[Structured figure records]
■ ■ ■ ■ ■

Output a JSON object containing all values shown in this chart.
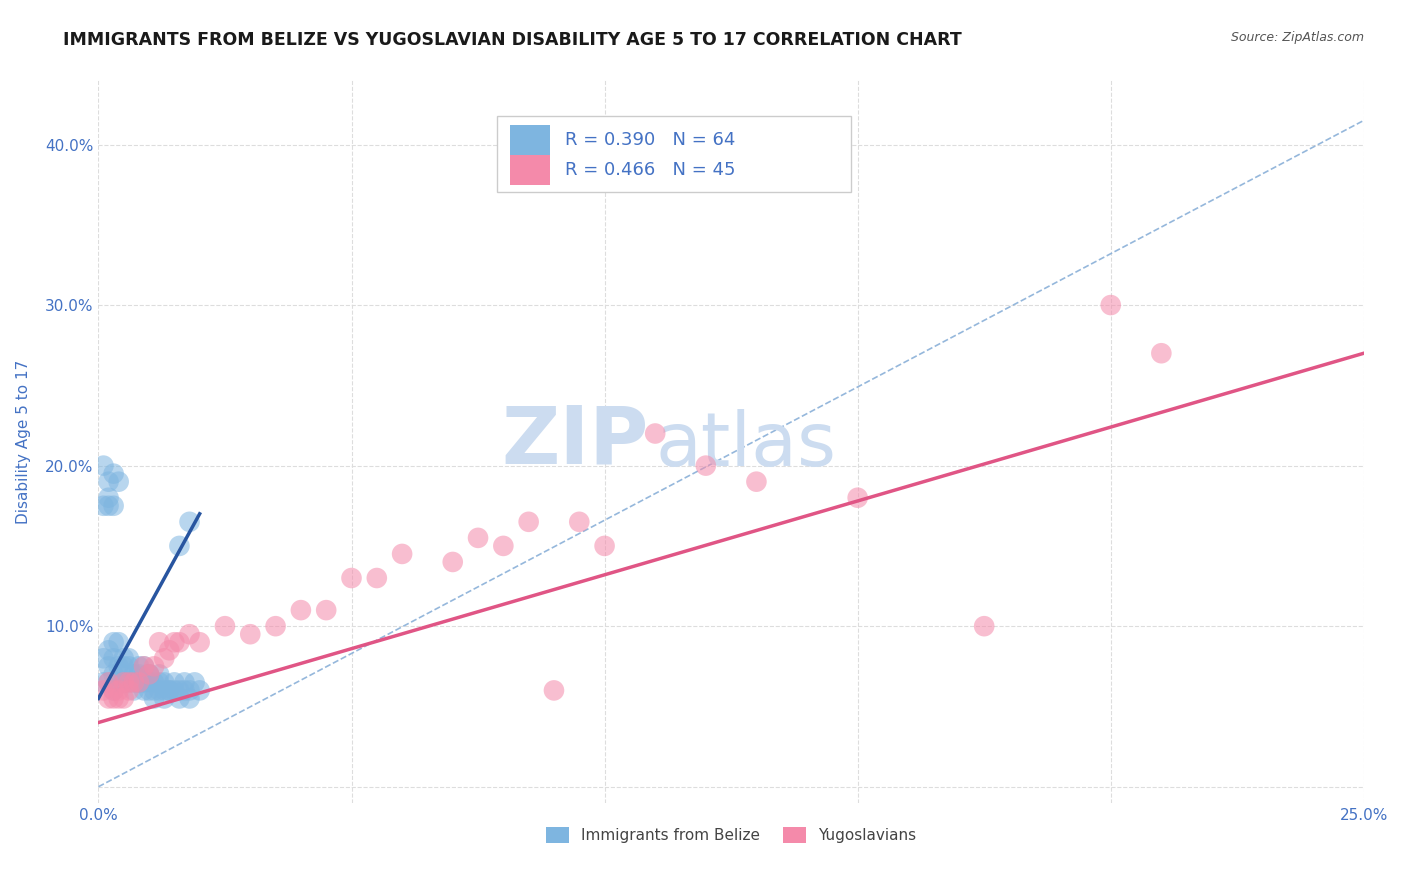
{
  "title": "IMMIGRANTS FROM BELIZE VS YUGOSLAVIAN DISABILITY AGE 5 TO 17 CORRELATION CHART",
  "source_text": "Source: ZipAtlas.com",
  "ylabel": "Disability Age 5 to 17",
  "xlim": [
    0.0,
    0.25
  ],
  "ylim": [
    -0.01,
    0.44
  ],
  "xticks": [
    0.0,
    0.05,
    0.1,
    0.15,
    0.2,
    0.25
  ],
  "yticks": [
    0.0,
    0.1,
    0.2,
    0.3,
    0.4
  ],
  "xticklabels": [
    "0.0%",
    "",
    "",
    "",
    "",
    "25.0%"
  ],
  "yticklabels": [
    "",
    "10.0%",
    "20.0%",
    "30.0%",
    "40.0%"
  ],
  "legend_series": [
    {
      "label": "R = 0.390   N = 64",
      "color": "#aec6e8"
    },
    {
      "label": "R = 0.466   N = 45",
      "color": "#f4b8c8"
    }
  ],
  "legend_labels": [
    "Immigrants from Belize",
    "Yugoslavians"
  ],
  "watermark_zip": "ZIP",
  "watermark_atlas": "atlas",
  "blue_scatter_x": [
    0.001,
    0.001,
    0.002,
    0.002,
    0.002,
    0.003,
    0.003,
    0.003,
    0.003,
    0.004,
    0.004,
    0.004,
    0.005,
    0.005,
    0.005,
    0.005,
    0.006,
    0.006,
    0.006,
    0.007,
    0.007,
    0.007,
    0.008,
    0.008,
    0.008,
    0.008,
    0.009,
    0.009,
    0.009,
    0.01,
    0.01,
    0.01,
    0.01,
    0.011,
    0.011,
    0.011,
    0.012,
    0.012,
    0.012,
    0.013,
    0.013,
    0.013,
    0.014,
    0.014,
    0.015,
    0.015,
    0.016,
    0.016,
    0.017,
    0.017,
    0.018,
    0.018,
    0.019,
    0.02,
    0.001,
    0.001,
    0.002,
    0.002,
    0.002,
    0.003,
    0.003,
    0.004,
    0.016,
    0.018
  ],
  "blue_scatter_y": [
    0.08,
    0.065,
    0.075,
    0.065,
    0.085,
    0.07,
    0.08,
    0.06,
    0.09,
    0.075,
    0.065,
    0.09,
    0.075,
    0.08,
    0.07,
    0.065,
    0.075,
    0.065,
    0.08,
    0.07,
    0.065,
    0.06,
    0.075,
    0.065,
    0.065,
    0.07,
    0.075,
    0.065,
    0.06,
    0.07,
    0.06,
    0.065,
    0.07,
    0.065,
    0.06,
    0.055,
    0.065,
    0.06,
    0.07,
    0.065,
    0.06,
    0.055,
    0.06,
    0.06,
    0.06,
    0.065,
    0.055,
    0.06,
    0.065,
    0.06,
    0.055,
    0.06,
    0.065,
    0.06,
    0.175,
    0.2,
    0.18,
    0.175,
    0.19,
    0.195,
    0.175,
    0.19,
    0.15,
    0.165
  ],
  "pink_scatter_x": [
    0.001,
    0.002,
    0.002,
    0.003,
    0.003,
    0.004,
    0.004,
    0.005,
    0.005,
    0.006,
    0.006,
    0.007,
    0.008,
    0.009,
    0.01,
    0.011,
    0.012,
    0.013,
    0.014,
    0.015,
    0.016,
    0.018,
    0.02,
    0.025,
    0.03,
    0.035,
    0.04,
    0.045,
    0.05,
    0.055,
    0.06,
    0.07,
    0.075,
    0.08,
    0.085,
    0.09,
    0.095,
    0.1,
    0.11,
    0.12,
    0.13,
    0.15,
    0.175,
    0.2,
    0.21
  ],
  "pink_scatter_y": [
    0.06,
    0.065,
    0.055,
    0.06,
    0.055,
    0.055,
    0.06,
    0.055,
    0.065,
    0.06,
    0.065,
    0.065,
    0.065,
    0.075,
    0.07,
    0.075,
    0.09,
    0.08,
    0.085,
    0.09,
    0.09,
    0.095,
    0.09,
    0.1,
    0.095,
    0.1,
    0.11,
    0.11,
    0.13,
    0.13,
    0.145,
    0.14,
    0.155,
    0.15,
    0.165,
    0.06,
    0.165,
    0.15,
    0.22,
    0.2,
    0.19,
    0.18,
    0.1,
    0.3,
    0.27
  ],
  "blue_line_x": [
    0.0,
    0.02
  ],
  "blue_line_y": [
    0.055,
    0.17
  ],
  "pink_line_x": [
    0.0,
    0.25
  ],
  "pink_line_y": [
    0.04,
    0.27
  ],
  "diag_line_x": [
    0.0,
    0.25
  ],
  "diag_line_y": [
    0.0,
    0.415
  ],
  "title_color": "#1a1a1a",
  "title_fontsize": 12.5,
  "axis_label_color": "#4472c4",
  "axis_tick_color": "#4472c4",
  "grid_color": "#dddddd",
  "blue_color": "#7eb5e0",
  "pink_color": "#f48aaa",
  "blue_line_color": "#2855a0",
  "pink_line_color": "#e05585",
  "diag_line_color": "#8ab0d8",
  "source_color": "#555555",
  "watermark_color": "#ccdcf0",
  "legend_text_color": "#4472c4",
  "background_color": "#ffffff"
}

■ ■ ■ ■ ■

*EXERCISE REQUIREMENTS:* Copy the material above in full and exactly, skipping pictures.

*OUTPUT FOR THIS TASK:*
Output a JSON object containing all values shown in this chart.
{
  "title": "IMMIGRANTS FROM BELIZE VS YUGOSLAVIAN DISABILITY AGE 5 TO 17 CORRELATION CHART",
  "source_text": "Source: ZipAtlas.com",
  "ylabel": "Disability Age 5 to 17",
  "xlim": [
    0.0,
    0.25
  ],
  "ylim": [
    -0.01,
    0.44
  ],
  "xticks": [
    0.0,
    0.05,
    0.1,
    0.15,
    0.2,
    0.25
  ],
  "yticks": [
    0.0,
    0.1,
    0.2,
    0.3,
    0.4
  ],
  "xticklabels": [
    "0.0%",
    "",
    "",
    "",
    "",
    "25.0%"
  ],
  "yticklabels": [
    "",
    "10.0%",
    "20.0%",
    "30.0%",
    "40.0%"
  ],
  "legend_series": [
    {
      "label": "R = 0.390   N = 64",
      "color": "#aec6e8"
    },
    {
      "label": "R = 0.466   N = 45",
      "color": "#f4b8c8"
    }
  ],
  "legend_labels": [
    "Immigrants from Belize",
    "Yugoslavians"
  ],
  "watermark_zip": "ZIP",
  "watermark_atlas": "atlas",
  "blue_scatter_x": [
    0.001,
    0.001,
    0.002,
    0.002,
    0.002,
    0.003,
    0.003,
    0.003,
    0.003,
    0.004,
    0.004,
    0.004,
    0.005,
    0.005,
    0.005,
    0.005,
    0.006,
    0.006,
    0.006,
    0.007,
    0.007,
    0.007,
    0.008,
    0.008,
    0.008,
    0.008,
    0.009,
    0.009,
    0.009,
    0.01,
    0.01,
    0.01,
    0.01,
    0.011,
    0.011,
    0.011,
    0.012,
    0.012,
    0.012,
    0.013,
    0.013,
    0.013,
    0.014,
    0.014,
    0.015,
    0.015,
    0.016,
    0.016,
    0.017,
    0.017,
    0.018,
    0.018,
    0.019,
    0.02,
    0.001,
    0.001,
    0.002,
    0.002,
    0.002,
    0.003,
    0.003,
    0.004,
    0.016,
    0.018
  ],
  "blue_scatter_y": [
    0.08,
    0.065,
    0.075,
    0.065,
    0.085,
    0.07,
    0.08,
    0.06,
    0.09,
    0.075,
    0.065,
    0.09,
    0.075,
    0.08,
    0.07,
    0.065,
    0.075,
    0.065,
    0.08,
    0.07,
    0.065,
    0.06,
    0.075,
    0.065,
    0.065,
    0.07,
    0.075,
    0.065,
    0.06,
    0.07,
    0.06,
    0.065,
    0.07,
    0.065,
    0.06,
    0.055,
    0.065,
    0.06,
    0.07,
    0.065,
    0.06,
    0.055,
    0.06,
    0.06,
    0.06,
    0.065,
    0.055,
    0.06,
    0.065,
    0.06,
    0.055,
    0.06,
    0.065,
    0.06,
    0.175,
    0.2,
    0.18,
    0.175,
    0.19,
    0.195,
    0.175,
    0.19,
    0.15,
    0.165
  ],
  "pink_scatter_x": [
    0.001,
    0.002,
    0.002,
    0.003,
    0.003,
    0.004,
    0.004,
    0.005,
    0.005,
    0.006,
    0.006,
    0.007,
    0.008,
    0.009,
    0.01,
    0.011,
    0.012,
    0.013,
    0.014,
    0.015,
    0.016,
    0.018,
    0.02,
    0.025,
    0.03,
    0.035,
    0.04,
    0.045,
    0.05,
    0.055,
    0.06,
    0.07,
    0.075,
    0.08,
    0.085,
    0.09,
    0.095,
    0.1,
    0.11,
    0.12,
    0.13,
    0.15,
    0.175,
    0.2,
    0.21
  ],
  "pink_scatter_y": [
    0.06,
    0.065,
    0.055,
    0.06,
    0.055,
    0.055,
    0.06,
    0.055,
    0.065,
    0.06,
    0.065,
    0.065,
    0.065,
    0.075,
    0.07,
    0.075,
    0.09,
    0.08,
    0.085,
    0.09,
    0.09,
    0.095,
    0.09,
    0.1,
    0.095,
    0.1,
    0.11,
    0.11,
    0.13,
    0.13,
    0.145,
    0.14,
    0.155,
    0.15,
    0.165,
    0.06,
    0.165,
    0.15,
    0.22,
    0.2,
    0.19,
    0.18,
    0.1,
    0.3,
    0.27
  ],
  "blue_line_x": [
    0.0,
    0.02
  ],
  "blue_line_y": [
    0.055,
    0.17
  ],
  "pink_line_x": [
    0.0,
    0.25
  ],
  "pink_line_y": [
    0.04,
    0.27
  ],
  "diag_line_x": [
    0.0,
    0.25
  ],
  "diag_line_y": [
    0.0,
    0.415
  ],
  "title_color": "#1a1a1a",
  "title_fontsize": 12.5,
  "axis_label_color": "#4472c4",
  "axis_tick_color": "#4472c4",
  "grid_color": "#dddddd",
  "blue_color": "#7eb5e0",
  "pink_color": "#f48aaa",
  "blue_line_color": "#2855a0",
  "pink_line_color": "#e05585",
  "diag_line_color": "#8ab0d8",
  "source_color": "#555555",
  "watermark_color": "#ccdcf0",
  "legend_text_color": "#4472c4",
  "background_color": "#ffffff"
}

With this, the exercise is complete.